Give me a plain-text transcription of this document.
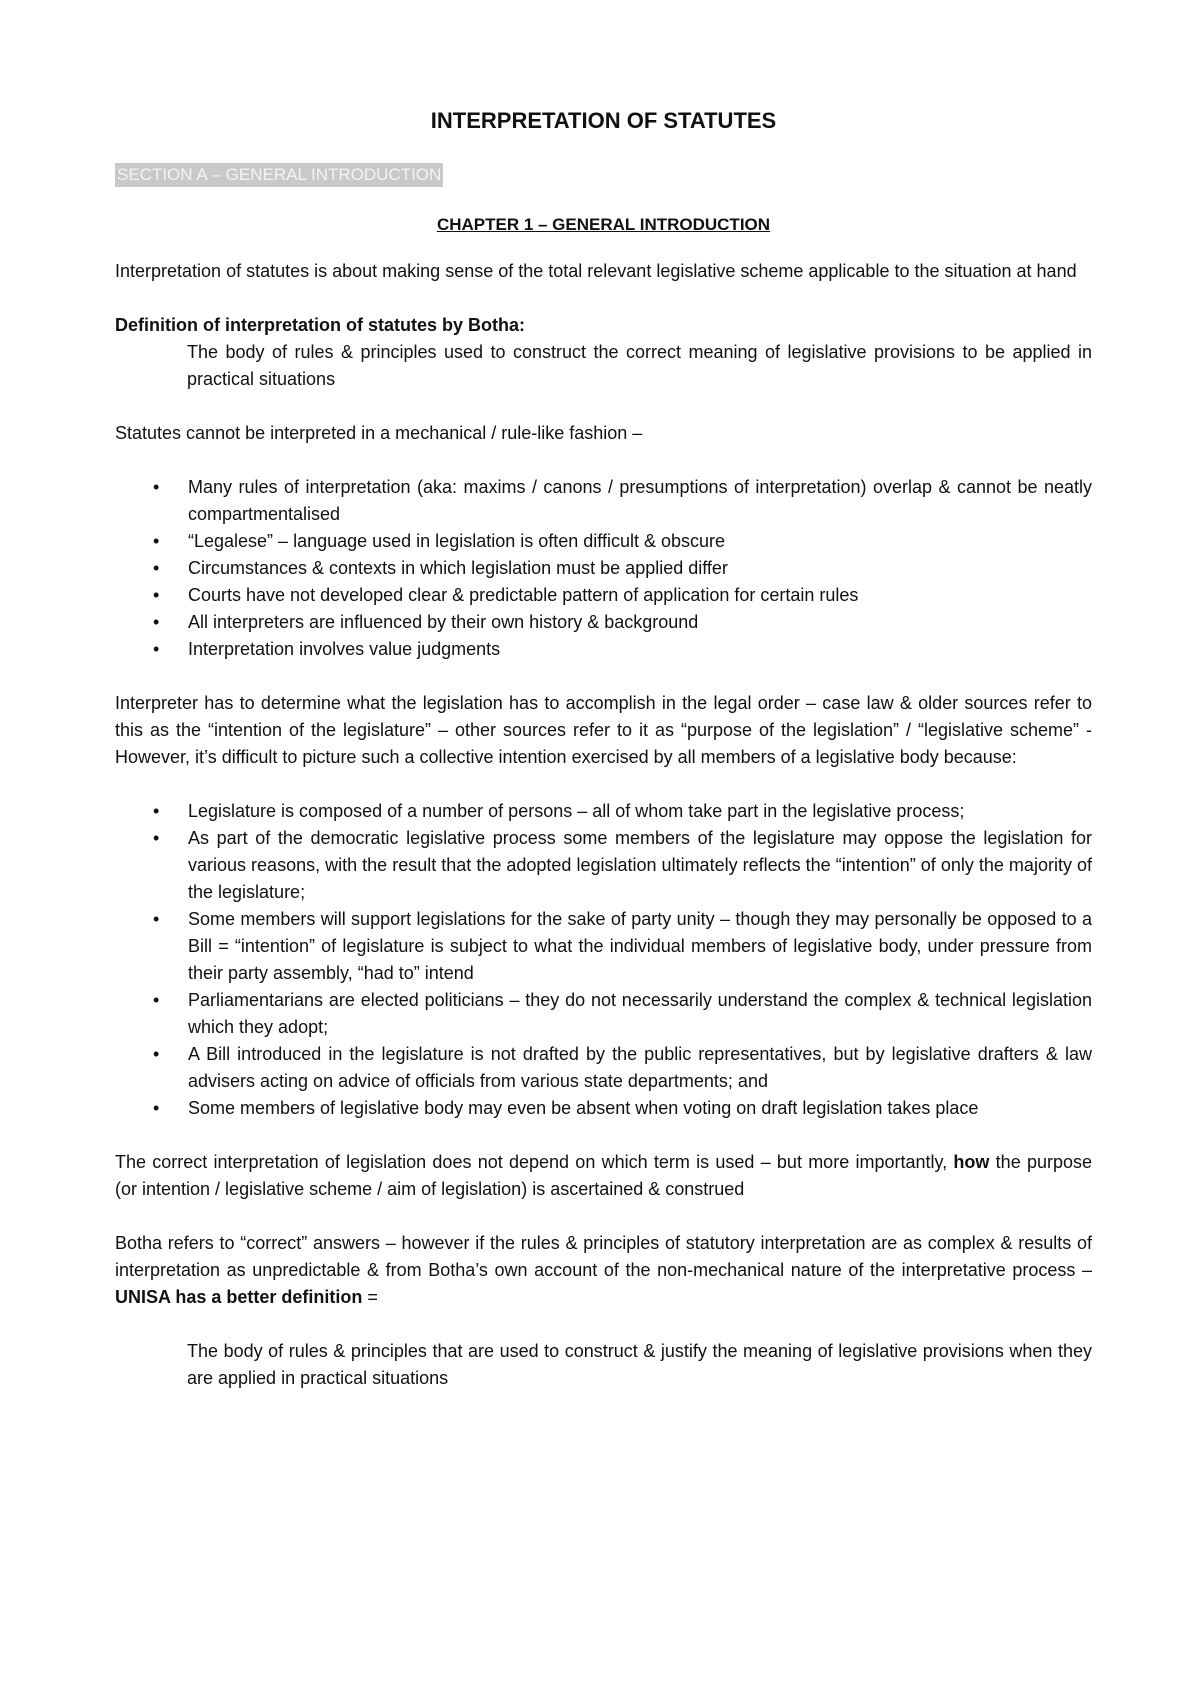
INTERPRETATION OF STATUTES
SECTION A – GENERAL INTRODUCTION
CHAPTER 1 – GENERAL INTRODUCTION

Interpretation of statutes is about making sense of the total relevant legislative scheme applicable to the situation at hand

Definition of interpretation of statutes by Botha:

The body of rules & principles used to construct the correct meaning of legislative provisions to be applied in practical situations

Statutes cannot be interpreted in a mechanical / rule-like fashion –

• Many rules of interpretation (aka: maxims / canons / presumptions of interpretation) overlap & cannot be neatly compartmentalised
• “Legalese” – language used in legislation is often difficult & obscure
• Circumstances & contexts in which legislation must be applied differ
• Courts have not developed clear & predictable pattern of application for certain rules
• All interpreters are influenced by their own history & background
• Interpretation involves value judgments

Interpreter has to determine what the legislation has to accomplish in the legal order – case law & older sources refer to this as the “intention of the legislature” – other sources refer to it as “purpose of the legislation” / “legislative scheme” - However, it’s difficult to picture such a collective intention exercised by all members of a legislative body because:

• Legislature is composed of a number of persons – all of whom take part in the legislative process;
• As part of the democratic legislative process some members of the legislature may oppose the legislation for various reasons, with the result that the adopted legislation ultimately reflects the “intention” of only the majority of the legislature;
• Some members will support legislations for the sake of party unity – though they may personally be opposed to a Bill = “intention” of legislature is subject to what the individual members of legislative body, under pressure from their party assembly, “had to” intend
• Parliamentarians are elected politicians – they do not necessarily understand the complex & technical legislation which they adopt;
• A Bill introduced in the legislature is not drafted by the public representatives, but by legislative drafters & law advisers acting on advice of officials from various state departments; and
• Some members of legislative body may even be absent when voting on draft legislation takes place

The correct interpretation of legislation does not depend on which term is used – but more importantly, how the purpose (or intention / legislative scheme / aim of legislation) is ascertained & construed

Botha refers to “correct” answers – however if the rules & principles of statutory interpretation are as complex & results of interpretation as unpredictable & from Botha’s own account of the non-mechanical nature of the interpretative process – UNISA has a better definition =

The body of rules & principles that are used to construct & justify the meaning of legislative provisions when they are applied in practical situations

...

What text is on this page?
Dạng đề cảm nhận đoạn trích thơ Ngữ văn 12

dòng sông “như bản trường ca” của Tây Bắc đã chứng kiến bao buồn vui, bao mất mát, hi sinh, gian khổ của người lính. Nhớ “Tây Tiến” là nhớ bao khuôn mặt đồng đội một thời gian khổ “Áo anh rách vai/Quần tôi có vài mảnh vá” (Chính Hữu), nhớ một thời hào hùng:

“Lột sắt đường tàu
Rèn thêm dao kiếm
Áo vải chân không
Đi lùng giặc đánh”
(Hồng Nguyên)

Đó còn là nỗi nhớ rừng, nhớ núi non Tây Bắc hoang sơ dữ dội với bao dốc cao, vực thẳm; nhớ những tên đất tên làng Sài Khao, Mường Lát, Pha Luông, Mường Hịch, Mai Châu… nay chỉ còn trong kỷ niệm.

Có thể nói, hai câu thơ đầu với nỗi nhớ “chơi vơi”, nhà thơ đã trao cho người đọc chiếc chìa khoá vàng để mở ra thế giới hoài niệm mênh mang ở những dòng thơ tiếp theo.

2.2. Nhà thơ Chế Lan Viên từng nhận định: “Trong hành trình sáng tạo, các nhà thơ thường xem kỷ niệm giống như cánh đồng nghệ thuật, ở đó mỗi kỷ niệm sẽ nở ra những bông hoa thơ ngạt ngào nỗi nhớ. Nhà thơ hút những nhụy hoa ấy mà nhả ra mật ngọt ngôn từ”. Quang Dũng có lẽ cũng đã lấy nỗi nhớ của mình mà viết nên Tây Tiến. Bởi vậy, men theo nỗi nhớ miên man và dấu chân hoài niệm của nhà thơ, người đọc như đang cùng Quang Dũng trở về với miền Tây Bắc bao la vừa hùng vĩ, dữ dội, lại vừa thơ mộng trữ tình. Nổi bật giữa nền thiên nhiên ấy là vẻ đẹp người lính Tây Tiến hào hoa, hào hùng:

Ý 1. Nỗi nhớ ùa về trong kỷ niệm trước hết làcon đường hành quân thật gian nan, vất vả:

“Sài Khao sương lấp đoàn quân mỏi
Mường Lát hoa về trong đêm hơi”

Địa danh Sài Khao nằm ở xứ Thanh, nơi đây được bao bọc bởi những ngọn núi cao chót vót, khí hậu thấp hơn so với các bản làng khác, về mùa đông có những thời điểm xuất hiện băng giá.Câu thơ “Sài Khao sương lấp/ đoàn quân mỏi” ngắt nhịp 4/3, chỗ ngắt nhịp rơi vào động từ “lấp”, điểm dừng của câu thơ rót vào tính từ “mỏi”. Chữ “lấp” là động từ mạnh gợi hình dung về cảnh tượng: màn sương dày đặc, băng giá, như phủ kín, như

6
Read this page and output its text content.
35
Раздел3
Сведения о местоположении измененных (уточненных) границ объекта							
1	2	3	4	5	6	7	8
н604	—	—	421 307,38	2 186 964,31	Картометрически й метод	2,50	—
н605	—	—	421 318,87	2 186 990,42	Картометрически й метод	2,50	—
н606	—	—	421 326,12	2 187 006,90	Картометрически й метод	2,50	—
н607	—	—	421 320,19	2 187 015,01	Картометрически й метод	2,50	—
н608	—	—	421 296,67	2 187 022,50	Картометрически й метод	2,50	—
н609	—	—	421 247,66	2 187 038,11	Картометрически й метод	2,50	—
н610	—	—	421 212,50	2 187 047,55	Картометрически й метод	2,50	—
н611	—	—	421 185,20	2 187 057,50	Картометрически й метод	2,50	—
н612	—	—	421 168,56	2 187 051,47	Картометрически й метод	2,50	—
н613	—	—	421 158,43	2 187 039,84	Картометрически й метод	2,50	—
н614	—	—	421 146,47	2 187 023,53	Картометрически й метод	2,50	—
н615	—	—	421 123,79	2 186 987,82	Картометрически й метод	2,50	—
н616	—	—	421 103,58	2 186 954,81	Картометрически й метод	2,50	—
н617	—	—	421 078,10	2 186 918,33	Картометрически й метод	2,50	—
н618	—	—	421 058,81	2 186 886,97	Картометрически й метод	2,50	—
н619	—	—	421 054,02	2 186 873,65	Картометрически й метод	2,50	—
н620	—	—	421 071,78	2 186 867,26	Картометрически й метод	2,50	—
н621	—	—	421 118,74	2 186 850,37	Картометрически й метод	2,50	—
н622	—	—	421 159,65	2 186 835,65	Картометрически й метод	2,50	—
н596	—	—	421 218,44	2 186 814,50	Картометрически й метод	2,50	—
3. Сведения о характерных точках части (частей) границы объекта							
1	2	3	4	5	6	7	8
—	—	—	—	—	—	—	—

--

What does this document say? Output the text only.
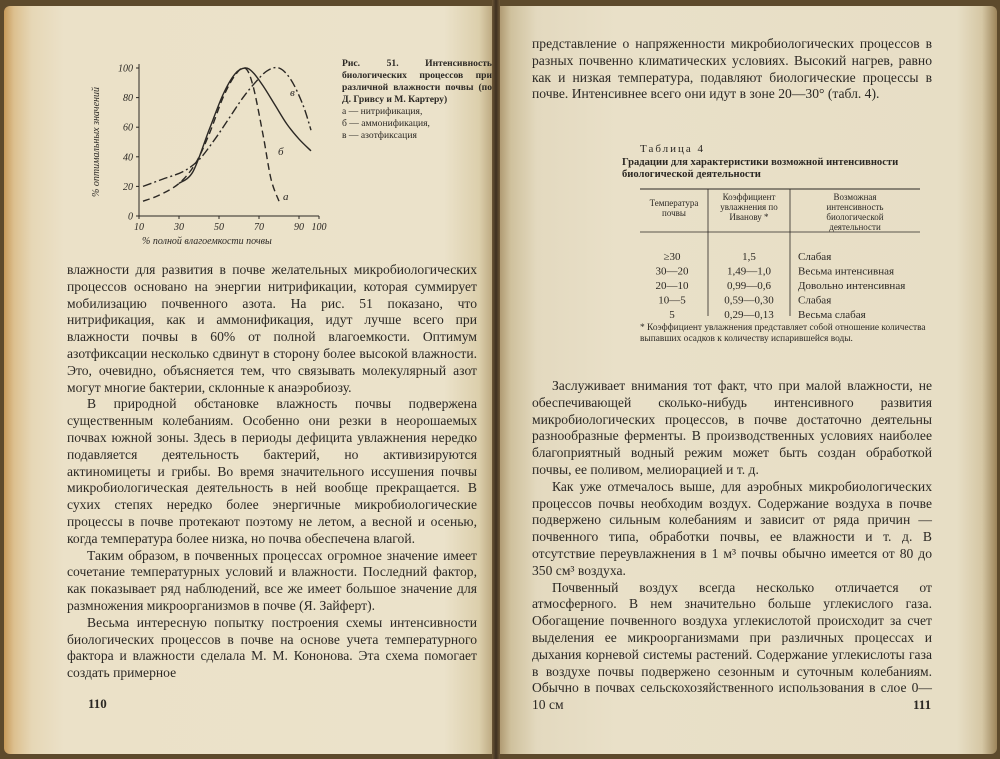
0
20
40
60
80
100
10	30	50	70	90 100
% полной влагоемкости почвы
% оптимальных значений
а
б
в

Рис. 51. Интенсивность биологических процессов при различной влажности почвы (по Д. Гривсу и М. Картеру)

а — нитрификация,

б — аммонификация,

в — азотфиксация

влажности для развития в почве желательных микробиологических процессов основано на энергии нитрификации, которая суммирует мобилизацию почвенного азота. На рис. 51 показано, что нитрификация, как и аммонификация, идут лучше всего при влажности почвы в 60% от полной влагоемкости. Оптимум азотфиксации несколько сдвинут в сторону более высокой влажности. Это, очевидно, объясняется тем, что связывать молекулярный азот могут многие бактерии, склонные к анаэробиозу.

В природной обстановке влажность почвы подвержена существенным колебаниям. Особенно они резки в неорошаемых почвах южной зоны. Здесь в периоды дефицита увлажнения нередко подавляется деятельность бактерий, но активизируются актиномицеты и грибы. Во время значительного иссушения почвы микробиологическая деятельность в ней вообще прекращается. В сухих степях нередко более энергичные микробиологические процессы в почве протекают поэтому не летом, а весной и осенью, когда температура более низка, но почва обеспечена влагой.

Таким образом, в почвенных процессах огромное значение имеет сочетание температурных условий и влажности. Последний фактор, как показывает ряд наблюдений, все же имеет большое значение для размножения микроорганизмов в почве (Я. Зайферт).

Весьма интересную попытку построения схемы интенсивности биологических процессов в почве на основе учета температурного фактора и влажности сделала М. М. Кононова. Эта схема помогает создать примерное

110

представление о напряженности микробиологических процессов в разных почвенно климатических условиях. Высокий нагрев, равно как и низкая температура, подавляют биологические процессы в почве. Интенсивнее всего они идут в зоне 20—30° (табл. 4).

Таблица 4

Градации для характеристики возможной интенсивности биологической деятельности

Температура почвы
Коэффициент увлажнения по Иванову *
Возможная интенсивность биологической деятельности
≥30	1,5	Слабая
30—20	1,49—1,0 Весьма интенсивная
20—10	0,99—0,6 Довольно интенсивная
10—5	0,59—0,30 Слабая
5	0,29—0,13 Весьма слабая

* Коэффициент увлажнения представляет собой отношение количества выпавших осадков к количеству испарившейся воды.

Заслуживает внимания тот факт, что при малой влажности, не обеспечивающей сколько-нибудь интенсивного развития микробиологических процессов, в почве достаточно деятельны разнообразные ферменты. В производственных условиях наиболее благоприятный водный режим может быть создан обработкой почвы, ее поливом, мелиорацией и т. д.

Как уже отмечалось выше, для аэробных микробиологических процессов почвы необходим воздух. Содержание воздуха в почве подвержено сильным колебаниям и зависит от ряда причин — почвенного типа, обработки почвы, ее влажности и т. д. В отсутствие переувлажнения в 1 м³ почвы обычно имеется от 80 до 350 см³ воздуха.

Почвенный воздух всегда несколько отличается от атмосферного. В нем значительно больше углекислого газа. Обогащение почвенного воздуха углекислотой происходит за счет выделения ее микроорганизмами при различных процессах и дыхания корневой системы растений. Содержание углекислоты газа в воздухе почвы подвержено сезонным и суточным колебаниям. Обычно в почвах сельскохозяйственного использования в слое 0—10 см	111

WRITTEN PROBLEM:
Each line in the entries above that includes the string "người" should be extracted.

SOLUTION FOR THIS PROBLEM:
dòng sông “như bản trường ca” của Tây Bắc đã chứng kiến bao buồn vui, bao mất mát, hi sinh, gian khổ của người lính. Nhớ “Tây Tiến” là nhớ bao khuôn mặt đồng đội một thời gian khổ “Áo anh rách vai/Quần tôi có vài mảnh vá” (Chính Hữu), nhớ một thời hào hùng:
Có thể nói, hai câu thơ đầu với nỗi nhớ “chơi vơi”, nhà thơ đã trao cho người đọc chiếc chìa khoá vàng để mở ra thế giới hoài niệm mênh mang ở những dòng thơ tiếp theo.
2.2. Nhà thơ Chế Lan Viên từng nhận định: “Trong hành trình sáng tạo, các nhà thơ thường xem kỷ niệm giống như cánh đồng nghệ thuật, ở đó mỗi kỷ niệm sẽ nở ra những bông hoa thơ ngạt ngào nỗi nhớ. Nhà thơ hút những nhụy hoa ấy mà nhả ra mật ngọt ngôn từ”. Quang Dũng có lẽ cũng đã lấy nỗi nhớ của mình mà viết nên Tây Tiến. Bởi vậy, men theo nỗi nhớ miên man và dấu chân hoài niệm của nhà thơ, người đọc như đang cùng Quang Dũng trở về với miền Tây Bắc bao la vừa hùng vĩ, dữ dội, lại vừa thơ mộng trữ tình. Nổi bật giữa nền thiên nhiên ấy là vẻ đẹp người lính Tây Tiến hào hoa, hào hùng:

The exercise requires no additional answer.